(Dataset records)

····················

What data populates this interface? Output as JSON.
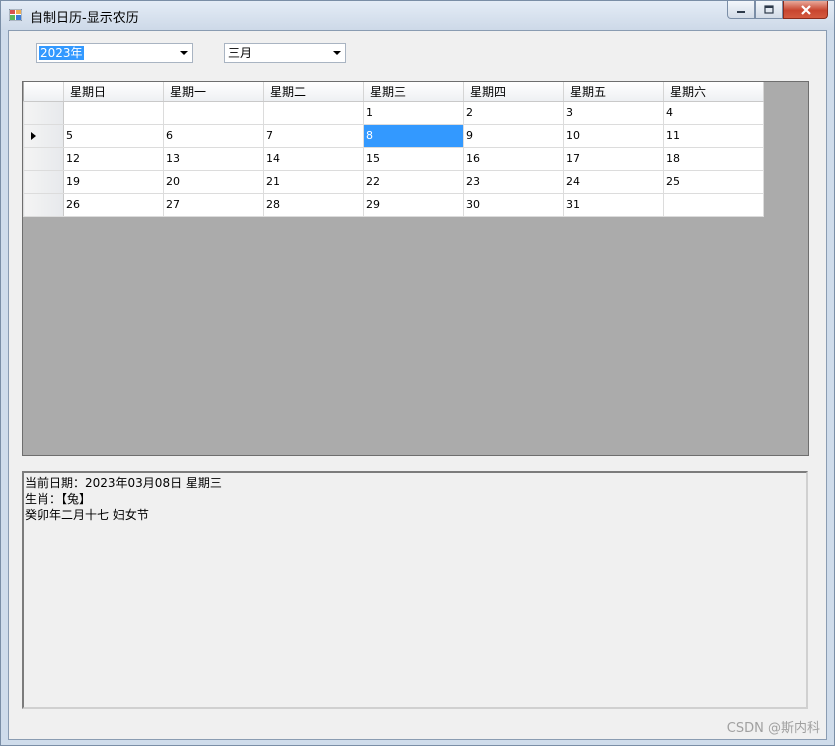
{
  "window": {
    "title": "自制日历-显示农历",
    "controls": {
      "minimize_icon": "minimize-icon",
      "maximize_icon": "maximize-icon",
      "close_icon": "close-icon"
    }
  },
  "year_combo": {
    "value": "2023年"
  },
  "month_combo": {
    "value": "三月"
  },
  "calendar": {
    "headers": [
      "星期日",
      "星期一",
      "星期二",
      "星期三",
      "星期四",
      "星期五",
      "星期六"
    ],
    "rows": [
      [
        "",
        "",
        "",
        "1",
        "2",
        "3",
        "4"
      ],
      [
        "5",
        "6",
        "7",
        "8",
        "9",
        "10",
        "11"
      ],
      [
        "12",
        "13",
        "14",
        "15",
        "16",
        "17",
        "18"
      ],
      [
        "19",
        "20",
        "21",
        "22",
        "23",
        "24",
        "25"
      ],
      [
        "26",
        "27",
        "28",
        "29",
        "30",
        "31",
        ""
      ]
    ],
    "selected_value": "8"
  },
  "info": {
    "line1": "当前日期：2023年03月08日 星期三",
    "line2": "生肖：【兔】",
    "line3": "癸卯年二月十七 妇女节"
  },
  "watermark": "CSDN @斯内科",
  "colors": {
    "selection": "#3399ff",
    "grid_background": "#ababab"
  }
}
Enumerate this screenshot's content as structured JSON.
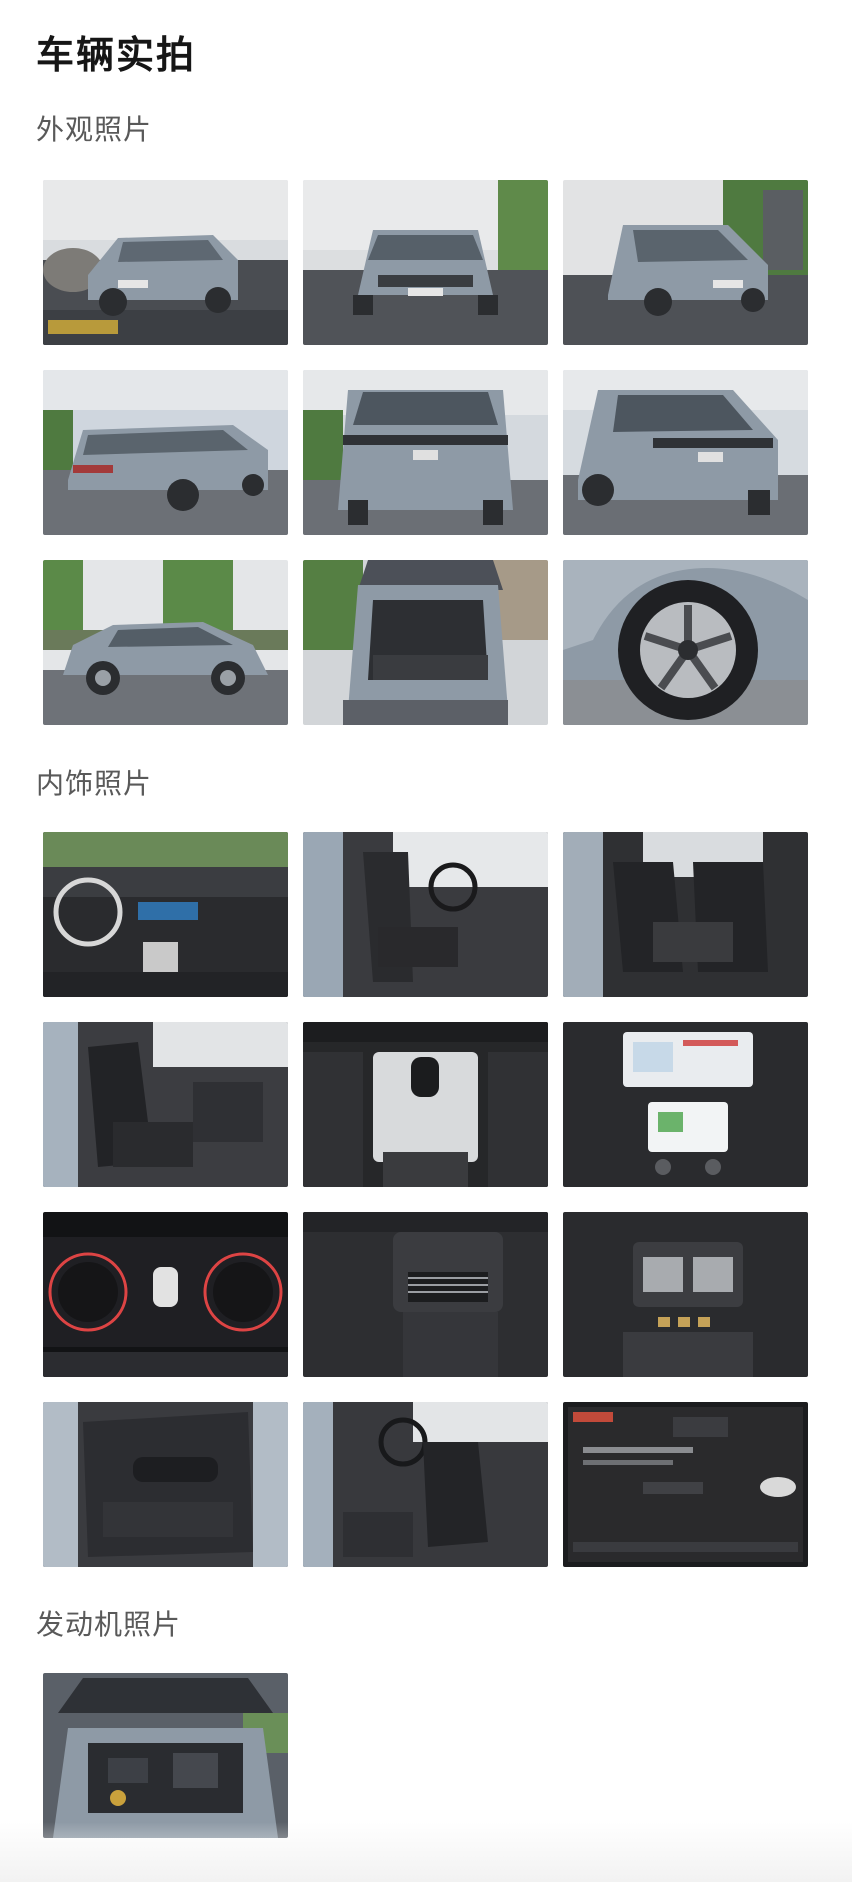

····················

What you are asked to do: Give the number of lines where the string "icon" occurs, without any further text.

Solved problem: 3